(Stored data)
START

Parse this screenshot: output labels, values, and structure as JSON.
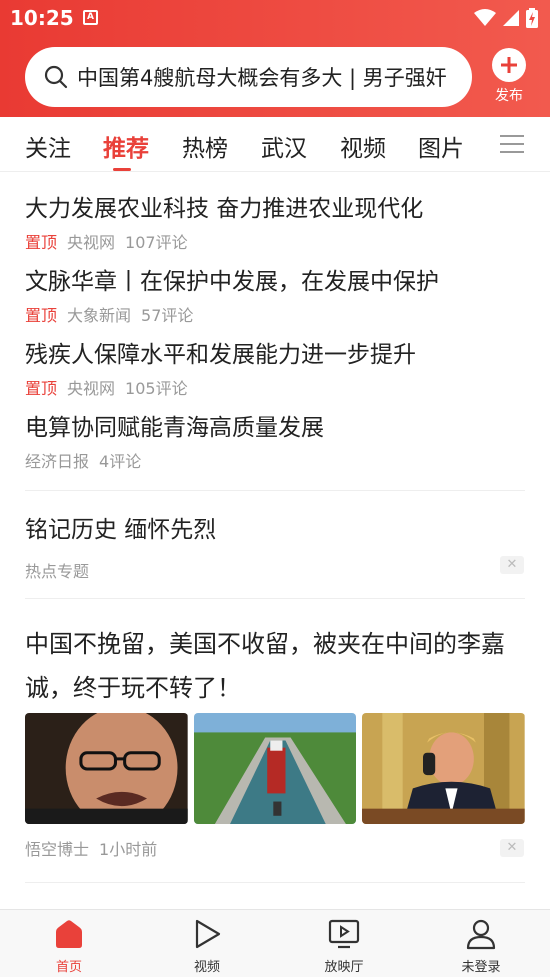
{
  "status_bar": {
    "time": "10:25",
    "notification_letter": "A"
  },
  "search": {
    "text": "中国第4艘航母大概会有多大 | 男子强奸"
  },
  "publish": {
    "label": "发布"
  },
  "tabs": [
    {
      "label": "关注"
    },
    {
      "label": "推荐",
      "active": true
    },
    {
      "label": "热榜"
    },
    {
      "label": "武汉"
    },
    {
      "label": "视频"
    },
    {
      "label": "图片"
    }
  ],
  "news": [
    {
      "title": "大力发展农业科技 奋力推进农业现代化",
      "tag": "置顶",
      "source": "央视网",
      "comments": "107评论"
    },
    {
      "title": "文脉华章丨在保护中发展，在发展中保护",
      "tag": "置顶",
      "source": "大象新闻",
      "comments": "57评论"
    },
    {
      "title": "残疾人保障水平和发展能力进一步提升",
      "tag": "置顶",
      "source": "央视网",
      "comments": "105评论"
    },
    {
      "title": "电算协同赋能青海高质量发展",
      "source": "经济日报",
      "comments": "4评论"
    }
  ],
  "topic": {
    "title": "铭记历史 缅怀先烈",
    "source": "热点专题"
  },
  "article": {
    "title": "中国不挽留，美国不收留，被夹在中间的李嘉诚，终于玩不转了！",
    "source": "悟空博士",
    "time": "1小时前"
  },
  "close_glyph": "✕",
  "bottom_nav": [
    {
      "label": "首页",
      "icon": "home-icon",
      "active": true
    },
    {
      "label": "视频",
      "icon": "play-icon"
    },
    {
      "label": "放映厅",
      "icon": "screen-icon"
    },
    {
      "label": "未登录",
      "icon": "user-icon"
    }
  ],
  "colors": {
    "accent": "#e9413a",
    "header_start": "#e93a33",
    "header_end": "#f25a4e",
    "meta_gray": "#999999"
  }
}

END
START

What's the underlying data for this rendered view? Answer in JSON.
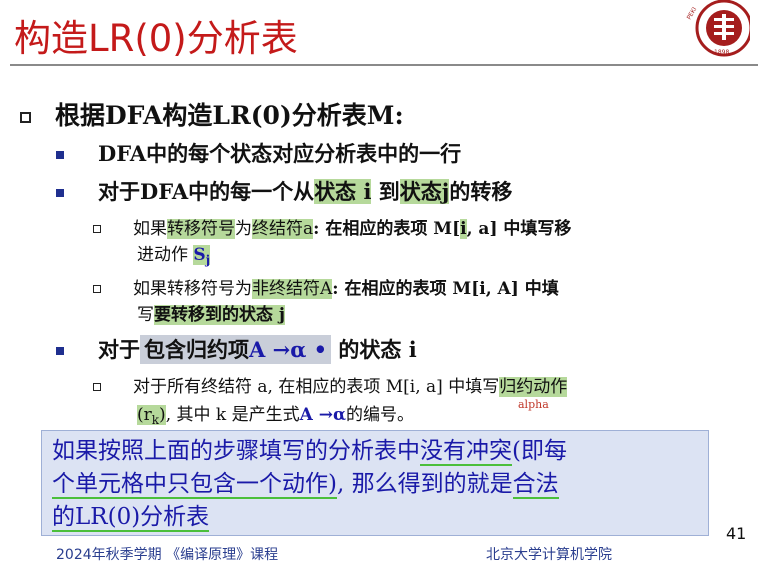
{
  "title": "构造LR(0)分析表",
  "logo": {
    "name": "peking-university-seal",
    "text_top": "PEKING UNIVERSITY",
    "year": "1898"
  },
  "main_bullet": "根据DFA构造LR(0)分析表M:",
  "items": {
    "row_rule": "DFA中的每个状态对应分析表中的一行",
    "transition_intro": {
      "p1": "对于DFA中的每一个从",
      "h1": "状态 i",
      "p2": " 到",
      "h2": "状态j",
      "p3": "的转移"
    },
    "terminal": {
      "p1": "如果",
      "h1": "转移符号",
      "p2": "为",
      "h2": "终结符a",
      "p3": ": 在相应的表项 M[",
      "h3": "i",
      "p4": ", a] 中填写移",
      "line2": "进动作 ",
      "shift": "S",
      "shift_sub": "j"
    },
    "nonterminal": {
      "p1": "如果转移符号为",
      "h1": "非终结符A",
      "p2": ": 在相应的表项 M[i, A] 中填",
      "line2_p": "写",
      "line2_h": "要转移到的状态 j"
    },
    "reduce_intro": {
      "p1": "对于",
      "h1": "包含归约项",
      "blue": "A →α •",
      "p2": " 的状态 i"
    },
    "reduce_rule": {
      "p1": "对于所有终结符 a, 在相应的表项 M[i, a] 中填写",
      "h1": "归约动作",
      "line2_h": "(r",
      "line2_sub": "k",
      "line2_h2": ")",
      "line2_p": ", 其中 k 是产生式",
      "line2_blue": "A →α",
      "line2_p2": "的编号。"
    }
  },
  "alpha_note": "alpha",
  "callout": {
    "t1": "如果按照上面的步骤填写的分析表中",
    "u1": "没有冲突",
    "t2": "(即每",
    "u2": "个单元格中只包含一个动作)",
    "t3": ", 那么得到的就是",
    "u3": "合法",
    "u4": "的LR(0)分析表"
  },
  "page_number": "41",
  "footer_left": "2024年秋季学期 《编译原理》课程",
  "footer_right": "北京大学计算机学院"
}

END
START

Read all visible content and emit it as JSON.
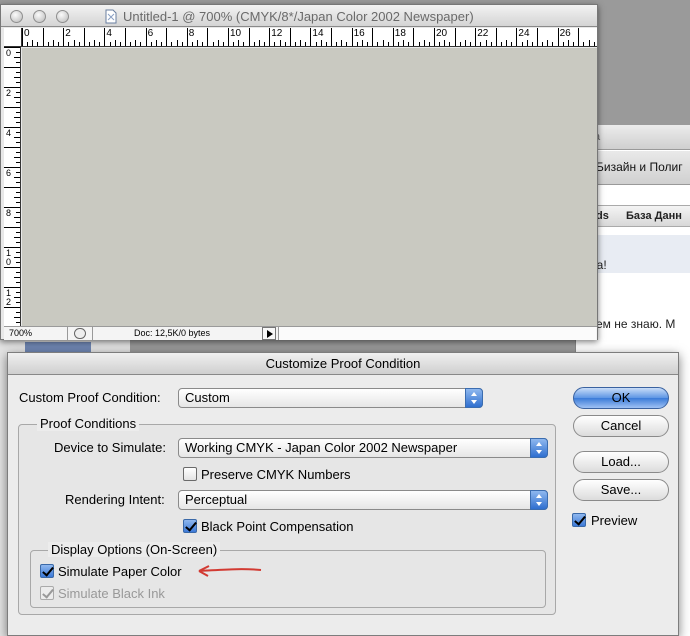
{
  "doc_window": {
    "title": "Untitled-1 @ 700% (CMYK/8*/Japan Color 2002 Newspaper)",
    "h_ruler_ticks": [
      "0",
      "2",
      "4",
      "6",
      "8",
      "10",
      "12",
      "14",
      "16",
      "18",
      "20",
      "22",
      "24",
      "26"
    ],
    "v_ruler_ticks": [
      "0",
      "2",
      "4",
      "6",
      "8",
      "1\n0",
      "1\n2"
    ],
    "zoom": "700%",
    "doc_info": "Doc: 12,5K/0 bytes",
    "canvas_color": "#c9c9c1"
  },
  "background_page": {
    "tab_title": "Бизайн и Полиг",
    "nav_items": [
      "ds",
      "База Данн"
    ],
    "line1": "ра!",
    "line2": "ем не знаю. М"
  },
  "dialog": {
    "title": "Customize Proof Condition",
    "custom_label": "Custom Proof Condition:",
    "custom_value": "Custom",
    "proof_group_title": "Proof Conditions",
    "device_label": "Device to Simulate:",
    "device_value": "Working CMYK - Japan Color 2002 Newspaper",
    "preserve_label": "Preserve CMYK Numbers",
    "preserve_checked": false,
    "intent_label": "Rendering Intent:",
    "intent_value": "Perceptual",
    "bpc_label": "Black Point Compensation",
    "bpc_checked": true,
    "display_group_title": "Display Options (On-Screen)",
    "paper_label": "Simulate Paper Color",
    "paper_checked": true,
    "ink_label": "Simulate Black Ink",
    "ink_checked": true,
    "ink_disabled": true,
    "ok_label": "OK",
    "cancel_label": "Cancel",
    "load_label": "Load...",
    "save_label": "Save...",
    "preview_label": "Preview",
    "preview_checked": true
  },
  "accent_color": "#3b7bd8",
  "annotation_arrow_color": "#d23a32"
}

END

• CHALLENGE: From the listing above, pick out each line where the word "Japan" appears.

• RESPONSE TO THE EXERCISE:
    "title": "Untitled-1 @ 700% (CMYK/8*/Japan Color 2002 Newspaper)",
    "device_value": "Working CMYK - Japan Color 2002 Newspaper",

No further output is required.